> TASK OBJECTIVE
Skip every image and restate the data word for word.

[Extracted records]
......

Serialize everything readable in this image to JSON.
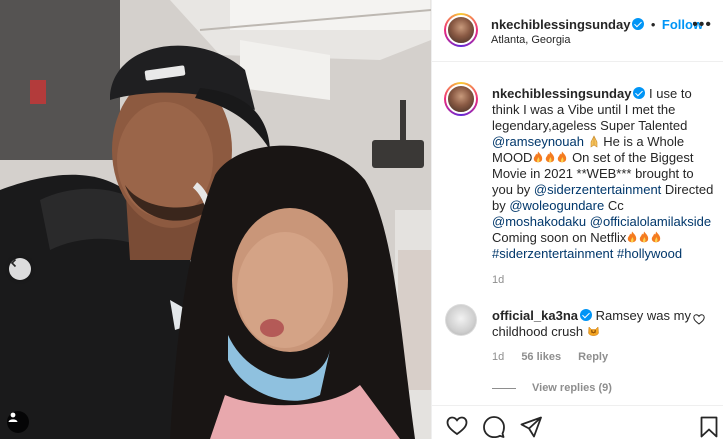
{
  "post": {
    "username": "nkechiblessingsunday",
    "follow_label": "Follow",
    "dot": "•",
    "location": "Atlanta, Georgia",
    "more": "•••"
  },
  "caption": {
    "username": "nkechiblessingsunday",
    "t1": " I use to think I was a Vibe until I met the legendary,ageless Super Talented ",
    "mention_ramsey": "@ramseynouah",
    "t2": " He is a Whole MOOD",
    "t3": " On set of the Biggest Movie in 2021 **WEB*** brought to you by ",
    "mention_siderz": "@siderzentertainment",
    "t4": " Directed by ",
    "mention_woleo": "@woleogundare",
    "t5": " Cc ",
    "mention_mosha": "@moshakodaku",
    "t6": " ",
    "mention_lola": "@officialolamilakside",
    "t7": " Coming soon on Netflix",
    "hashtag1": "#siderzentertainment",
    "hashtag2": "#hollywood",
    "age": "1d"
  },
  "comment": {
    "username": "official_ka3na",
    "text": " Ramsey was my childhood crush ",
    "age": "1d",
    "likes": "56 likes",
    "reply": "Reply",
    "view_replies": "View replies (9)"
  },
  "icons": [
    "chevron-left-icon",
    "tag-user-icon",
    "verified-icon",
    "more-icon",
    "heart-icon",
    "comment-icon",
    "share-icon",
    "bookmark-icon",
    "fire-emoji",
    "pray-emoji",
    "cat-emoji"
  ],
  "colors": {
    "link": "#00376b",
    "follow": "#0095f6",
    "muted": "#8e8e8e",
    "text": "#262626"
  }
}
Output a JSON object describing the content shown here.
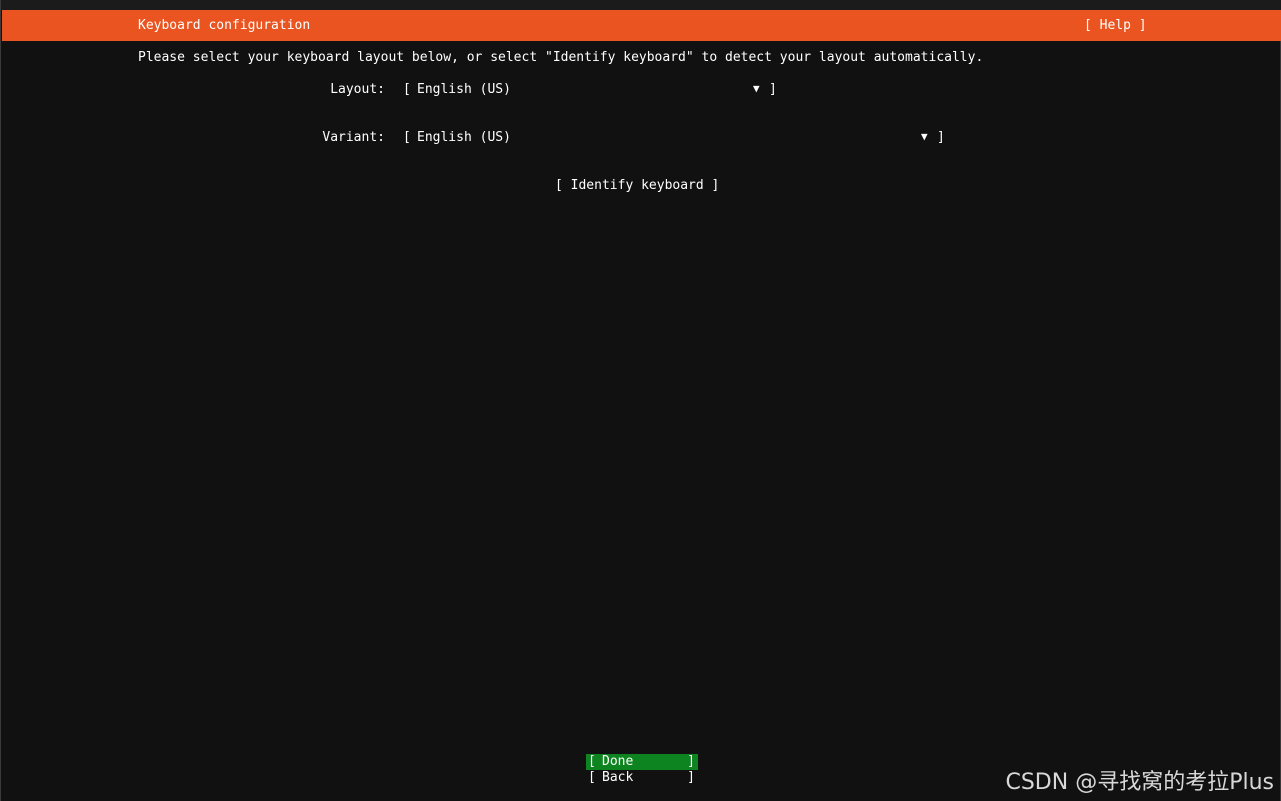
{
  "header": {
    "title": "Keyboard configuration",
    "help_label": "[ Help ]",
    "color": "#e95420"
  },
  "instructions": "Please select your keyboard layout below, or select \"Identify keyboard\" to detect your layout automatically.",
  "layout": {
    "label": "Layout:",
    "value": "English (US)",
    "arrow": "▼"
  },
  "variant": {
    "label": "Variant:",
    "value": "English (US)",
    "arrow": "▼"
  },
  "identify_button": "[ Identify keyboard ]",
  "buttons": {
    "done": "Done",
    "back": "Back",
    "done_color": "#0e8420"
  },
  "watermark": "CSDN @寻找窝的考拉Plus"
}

......

> EXERCISE RESULT
Serialize everything readable in this image to JSON.
{
  "post": {
    "username": "nkechiblessingsunday",
    "follow_label": "Follow",
    "dot": "•",
    "location": "Atlanta, Georgia",
    "more": "•••"
  },
  "caption": {
    "username": "nkechiblessingsunday",
    "t1": " I use to think I was a Vibe until I met the legendary,ageless Super Talented ",
    "mention_ramsey": "@ramseynouah",
    "t2": " He is a Whole MOOD",
    "t3": " On set of the Biggest Movie in 2021 **WEB*** brought to you by ",
    "mention_siderz": "@siderzentertainment",
    "t4": " Directed by ",
    "mention_woleo": "@woleogundare",
    "t5": " Cc ",
    "mention_mosha": "@moshakodaku",
    "t6": " ",
    "mention_lola": "@officialolamilakside",
    "t7": " Coming soon on Netflix",
    "hashtag1": "#siderzentertainment",
    "hashtag2": "#hollywood",
    "age": "1d"
  },
  "comment": {
    "username": "official_ka3na",
    "text": " Ramsey was my childhood crush ",
    "age": "1d",
    "likes": "56 likes",
    "reply": "Reply",
    "view_replies": "View replies (9)"
  },
  "icons": [
    "chevron-left-icon",
    "tag-user-icon",
    "verified-icon",
    "more-icon",
    "heart-icon",
    "comment-icon",
    "share-icon",
    "bookmark-icon",
    "fire-emoji",
    "pray-emoji",
    "cat-emoji"
  ],
  "colors": {
    "link": "#00376b",
    "follow": "#0095f6",
    "muted": "#8e8e8e",
    "text": "#262626"
  }
}
Output a JSON object describing the content shown here.
{
  "header": {
    "title": "Keyboard configuration",
    "help_label": "[ Help ]",
    "color": "#e95420"
  },
  "instructions": "Please select your keyboard layout below, or select \"Identify keyboard\" to detect your layout automatically.",
  "layout": {
    "label": "Layout:",
    "value": "English (US)",
    "arrow": "▼"
  },
  "variant": {
    "label": "Variant:",
    "value": "English (US)",
    "arrow": "▼"
  },
  "identify_button": "[ Identify keyboard ]",
  "buttons": {
    "done": "Done",
    "back": "Back",
    "done_color": "#0e8420"
  },
  "watermark": "CSDN @寻找窝的考拉Plus"
}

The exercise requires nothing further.